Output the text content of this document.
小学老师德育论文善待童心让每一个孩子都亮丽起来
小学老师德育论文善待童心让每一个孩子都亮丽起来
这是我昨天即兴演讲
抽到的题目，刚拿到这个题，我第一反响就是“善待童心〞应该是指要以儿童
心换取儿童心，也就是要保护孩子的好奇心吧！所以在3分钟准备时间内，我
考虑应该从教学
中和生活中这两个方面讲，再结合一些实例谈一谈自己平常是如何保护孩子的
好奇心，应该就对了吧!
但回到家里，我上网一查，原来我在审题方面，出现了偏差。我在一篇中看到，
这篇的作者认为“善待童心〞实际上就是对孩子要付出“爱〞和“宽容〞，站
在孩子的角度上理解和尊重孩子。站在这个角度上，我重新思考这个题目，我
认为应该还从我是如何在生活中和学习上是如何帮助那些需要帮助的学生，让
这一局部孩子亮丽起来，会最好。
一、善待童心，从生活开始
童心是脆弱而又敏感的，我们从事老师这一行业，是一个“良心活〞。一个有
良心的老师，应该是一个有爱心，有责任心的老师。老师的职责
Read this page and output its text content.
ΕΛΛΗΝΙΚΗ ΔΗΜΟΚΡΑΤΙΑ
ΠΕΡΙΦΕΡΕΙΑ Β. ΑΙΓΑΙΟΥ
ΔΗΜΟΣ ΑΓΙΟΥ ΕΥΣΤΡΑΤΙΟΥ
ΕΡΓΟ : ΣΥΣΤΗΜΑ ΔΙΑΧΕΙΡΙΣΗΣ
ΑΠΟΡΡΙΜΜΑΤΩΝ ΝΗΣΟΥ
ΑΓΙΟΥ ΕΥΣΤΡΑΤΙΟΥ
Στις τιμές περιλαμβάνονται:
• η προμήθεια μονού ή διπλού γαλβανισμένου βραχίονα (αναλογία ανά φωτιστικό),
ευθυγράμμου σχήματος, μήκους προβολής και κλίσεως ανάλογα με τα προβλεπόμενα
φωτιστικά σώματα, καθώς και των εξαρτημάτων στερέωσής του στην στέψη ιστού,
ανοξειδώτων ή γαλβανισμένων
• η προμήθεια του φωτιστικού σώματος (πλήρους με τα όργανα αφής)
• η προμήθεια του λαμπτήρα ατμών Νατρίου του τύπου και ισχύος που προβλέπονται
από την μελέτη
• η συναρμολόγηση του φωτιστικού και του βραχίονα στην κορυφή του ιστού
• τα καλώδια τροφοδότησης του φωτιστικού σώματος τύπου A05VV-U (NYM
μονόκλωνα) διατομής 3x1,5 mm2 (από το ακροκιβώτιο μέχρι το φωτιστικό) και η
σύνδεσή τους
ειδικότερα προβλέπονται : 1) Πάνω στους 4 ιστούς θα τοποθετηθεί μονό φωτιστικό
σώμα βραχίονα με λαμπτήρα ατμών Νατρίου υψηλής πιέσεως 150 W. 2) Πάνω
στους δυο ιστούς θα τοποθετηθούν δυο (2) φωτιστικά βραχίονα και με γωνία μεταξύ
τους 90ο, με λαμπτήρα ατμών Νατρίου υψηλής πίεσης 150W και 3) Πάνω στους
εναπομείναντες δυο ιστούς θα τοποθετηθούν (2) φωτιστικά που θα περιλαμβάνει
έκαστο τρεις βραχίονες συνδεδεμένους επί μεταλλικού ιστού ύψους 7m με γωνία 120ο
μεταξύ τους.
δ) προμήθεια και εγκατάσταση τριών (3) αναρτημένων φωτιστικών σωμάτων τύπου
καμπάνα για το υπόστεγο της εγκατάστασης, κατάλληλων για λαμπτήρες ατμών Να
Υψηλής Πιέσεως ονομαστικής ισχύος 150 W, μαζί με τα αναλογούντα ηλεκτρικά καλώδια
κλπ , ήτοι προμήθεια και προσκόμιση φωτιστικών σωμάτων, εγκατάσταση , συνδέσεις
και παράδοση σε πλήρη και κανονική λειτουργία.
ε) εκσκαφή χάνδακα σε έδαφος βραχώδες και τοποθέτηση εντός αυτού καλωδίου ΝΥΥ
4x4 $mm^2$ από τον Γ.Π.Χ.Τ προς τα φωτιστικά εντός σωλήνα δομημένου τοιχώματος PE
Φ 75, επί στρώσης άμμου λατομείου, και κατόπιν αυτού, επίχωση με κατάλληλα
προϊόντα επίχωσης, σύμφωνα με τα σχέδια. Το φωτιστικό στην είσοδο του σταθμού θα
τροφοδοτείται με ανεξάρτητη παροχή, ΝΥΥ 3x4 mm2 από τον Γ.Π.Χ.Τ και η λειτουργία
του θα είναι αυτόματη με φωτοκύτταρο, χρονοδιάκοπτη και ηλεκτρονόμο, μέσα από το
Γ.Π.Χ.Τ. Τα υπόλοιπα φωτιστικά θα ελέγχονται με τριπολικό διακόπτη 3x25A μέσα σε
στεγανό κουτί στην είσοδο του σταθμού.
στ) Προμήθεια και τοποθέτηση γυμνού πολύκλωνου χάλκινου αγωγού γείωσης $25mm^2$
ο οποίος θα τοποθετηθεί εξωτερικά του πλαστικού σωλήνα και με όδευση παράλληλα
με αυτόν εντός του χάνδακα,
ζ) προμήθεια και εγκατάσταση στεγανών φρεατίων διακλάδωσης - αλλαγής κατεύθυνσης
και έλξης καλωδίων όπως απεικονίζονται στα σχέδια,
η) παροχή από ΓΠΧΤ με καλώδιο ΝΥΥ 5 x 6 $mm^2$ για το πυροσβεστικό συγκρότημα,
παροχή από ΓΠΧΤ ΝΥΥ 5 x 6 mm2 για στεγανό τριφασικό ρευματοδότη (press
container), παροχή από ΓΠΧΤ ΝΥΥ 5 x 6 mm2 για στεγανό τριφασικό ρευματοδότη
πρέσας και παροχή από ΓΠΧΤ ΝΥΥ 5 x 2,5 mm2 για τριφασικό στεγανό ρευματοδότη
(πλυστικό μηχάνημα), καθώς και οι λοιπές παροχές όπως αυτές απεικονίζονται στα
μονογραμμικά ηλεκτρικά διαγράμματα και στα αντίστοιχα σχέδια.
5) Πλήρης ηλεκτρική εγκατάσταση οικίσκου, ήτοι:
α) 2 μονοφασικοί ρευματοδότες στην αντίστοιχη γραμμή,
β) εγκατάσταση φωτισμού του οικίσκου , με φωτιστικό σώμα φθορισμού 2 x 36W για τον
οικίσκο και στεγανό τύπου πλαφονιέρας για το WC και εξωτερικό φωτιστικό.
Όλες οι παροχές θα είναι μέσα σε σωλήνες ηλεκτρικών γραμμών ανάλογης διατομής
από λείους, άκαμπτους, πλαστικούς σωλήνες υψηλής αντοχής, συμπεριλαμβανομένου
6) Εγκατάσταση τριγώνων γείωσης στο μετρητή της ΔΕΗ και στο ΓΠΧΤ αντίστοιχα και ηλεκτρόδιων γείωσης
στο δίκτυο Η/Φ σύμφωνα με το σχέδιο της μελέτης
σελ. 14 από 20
::::
> [OBJECTIVE]
Restate the whole listing exactly, leaving out nothing.

> [TASK OUTPUT]
Output the text content of this document.
小学老师德育论文善待童心让每一个孩子都亮丽起来
小学老师德育论文善待童心让每一个孩子都亮丽起来
这是我昨天即兴演讲
抽到的题目，刚拿到这个题，我第一反响就是“善待童心〞应该是指要以儿童
心换取儿童心，也就是要保护孩子的好奇心吧！所以在3分钟准备时间内，我
考虑应该从教学
中和生活中这两个方面讲，再结合一些实例谈一谈自己平常是如何保护孩子的
好奇心，应该就对了吧!
但回到家里，我上网一查，原来我在审题方面，出现了偏差。我在一篇中看到，
这篇的作者认为“善待童心〞实际上就是对孩子要付出“爱〞和“宽容〞，站
在孩子的角度上理解和尊重孩子。站在这个角度上，我重新思考这个题目，我
认为应该还从我是如何在生活中和学习上是如何帮助那些需要帮助的学生，让
这一局部孩子亮丽起来，会最好。
一、善待童心，从生活开始
童心是脆弱而又敏感的，我们从事老师这一行业，是一个“良心活〞。一个有
良心的老师，应该是一个有爱心，有责任心的老师。老师的职责
Read this page and output its text content.
ΕΛΛΗΝΙΚΗ ΔΗΜΟΚΡΑΤΙΑ
ΠΕΡΙΦΕΡΕΙΑ Β. ΑΙΓΑΙΟΥ
ΔΗΜΟΣ ΑΓΙΟΥ ΕΥΣΤΡΑΤΙΟΥ
ΕΡΓΟ : ΣΥΣΤΗΜΑ ΔΙΑΧΕΙΡΙΣΗΣ
ΑΠΟΡΡΙΜΜΑΤΩΝ ΝΗΣΟΥ
ΑΓΙΟΥ ΕΥΣΤΡΑΤΙΟΥ
Στις τιμές περιλαμβάνονται:
• η προμήθεια μονού ή διπλού γαλβανισμένου βραχίονα (αναλογία ανά φωτιστικό),
ευθυγράμμου σχήματος, μήκους προβολής και κλίσεως ανάλογα με τα προβλεπόμενα
φωτιστικά σώματα, καθώς και των εξαρτημάτων στερέωσής του στην στέψη ιστού,
ανοξειδώτων ή γαλβανισμένων
• η προμήθεια του φωτιστικού σώματος (πλήρους με τα όργανα αφής)
• η προμήθεια του λαμπτήρα ατμών Νατρίου του τύπου και ισχύος που προβλέπονται
από την μελέτη
• η συναρμολόγηση του φωτιστικού και του βραχίονα στην κορυφή του ιστού
• τα καλώδια τροφοδότησης του φωτιστικού σώματος τύπου A05VV-U (NYM
μονόκλωνα) διατομής 3x1,5 mm2 (από το ακροκιβώτιο μέχρι το φωτιστικό) και η
σύνδεσή τους
ειδικότερα προβλέπονται : 1) Πάνω στους 4 ιστούς θα τοποθετηθεί μονό φωτιστικό
σώμα βραχίονα με λαμπτήρα ατμών Νατρίου υψηλής πιέσεως 150 W. 2) Πάνω
στους δυο ιστούς θα τοποθετηθούν δυο (2) φωτιστικά βραχίονα και με γωνία μεταξύ
τους 90ο, με λαμπτήρα ατμών Νατρίου υψηλής πίεσης 150W και 3) Πάνω στους
εναπομείναντες δυο ιστούς θα τοποθετηθούν (2) φωτιστικά που θα περιλαμβάνει
έκαστο τρεις βραχίονες συνδεδεμένους επί μεταλλικού ιστού ύψους 7m με γωνία 120ο
μεταξύ τους.
δ) προμήθεια και εγκατάσταση τριών (3) αναρτημένων φωτιστικών σωμάτων τύπου
καμπάνα για το υπόστεγο της εγκατάστασης, κατάλληλων για λαμπτήρες ατμών Να
Υψηλής Πιέσεως ονομαστικής ισχύος 150 W, μαζί με τα αναλογούντα ηλεκτρικά καλώδια
κλπ , ήτοι προμήθεια και προσκόμιση φωτιστικών σωμάτων, εγκατάσταση , συνδέσεις
και παράδοση σε πλήρη και κανονική λειτουργία.
ε) εκσκαφή χάνδακα σε έδαφος βραχώδες και τοποθέτηση εντός αυτού καλωδίου ΝΥΥ
4x4 $mm^2$ από τον Γ.Π.Χ.Τ προς τα φωτιστικά εντός σωλήνα δομημένου τοιχώματος PE
Φ 75, επί στρώσης άμμου λατομείου, και κατόπιν αυτού, επίχωση με κατάλληλα
προϊόντα επίχωσης, σύμφωνα με τα σχέδια. Το φωτιστικό στην είσοδο του σταθμού θα
τροφοδοτείται με ανεξάρτητη παροχή, ΝΥΥ 3x4 mm2 από τον Γ.Π.Χ.Τ και η λειτουργία
του θα είναι αυτόματη με φωτοκύτταρο, χρονοδιάκοπτη και ηλεκτρονόμο, μέσα από το
Γ.Π.Χ.Τ. Τα υπόλοιπα φωτιστικά θα ελέγχονται με τριπολικό διακόπτη 3x25A μέσα σε
στεγανό κουτί στην είσοδο του σταθμού.
στ) Προμήθεια και τοποθέτηση γυμνού πολύκλωνου χάλκινου αγωγού γείωσης $25mm^2$
ο οποίος θα τοποθετηθεί εξωτερικά του πλαστικού σωλήνα και με όδευση παράλληλα
με αυτόν εντός του χάνδακα,
ζ) προμήθεια και εγκατάσταση στεγανών φρεατίων διακλάδωσης - αλλαγής κατεύθυνσης
και έλξης καλωδίων όπως απεικονίζονται στα σχέδια,
η) παροχή από ΓΠΧΤ με καλώδιο ΝΥΥ 5 x 6 $mm^2$ για το πυροσβεστικό συγκρότημα,
παροχή από ΓΠΧΤ ΝΥΥ 5 x 6 mm2 για στεγανό τριφασικό ρευματοδότη (press
container), παροχή από ΓΠΧΤ ΝΥΥ 5 x 6 mm2 για στεγανό τριφασικό ρευματοδότη
πρέσας και παροχή από ΓΠΧΤ ΝΥΥ 5 x 2,5 mm2 για τριφασικό στεγανό ρευματοδότη
(πλυστικό μηχάνημα), καθώς και οι λοιπές παροχές όπως αυτές απεικονίζονται στα
μονογραμμικά ηλεκτρικά διαγράμματα και στα αντίστοιχα σχέδια.
5) Πλήρης ηλεκτρική εγκατάσταση οικίσκου, ήτοι:
α) 2 μονοφασικοί ρευματοδότες στην αντίστοιχη γραμμή,
β) εγκατάσταση φωτισμού του οικίσκου , με φωτιστικό σώμα φθορισμού 2 x 36W για τον
οικίσκο και στεγανό τύπου πλαφονιέρας για το WC και εξωτερικό φωτιστικό.
Όλες οι παροχές θα είναι μέσα σε σωλήνες ηλεκτρικών γραμμών ανάλογης διατομής
από λείους, άκαμπτους, πλαστικούς σωλήνες υψηλής αντοχής, συμπεριλαμβανομένου
6) Εγκατάσταση τριγώνων γείωσης στο μετρητή της ΔΕΗ και στο ΓΠΧΤ αντίστοιχα και ηλεκτρόδιων γείωσης
στο δίκτυο Η/Φ σύμφωνα με το σχέδιο της μελέτης
σελ. 14 από 20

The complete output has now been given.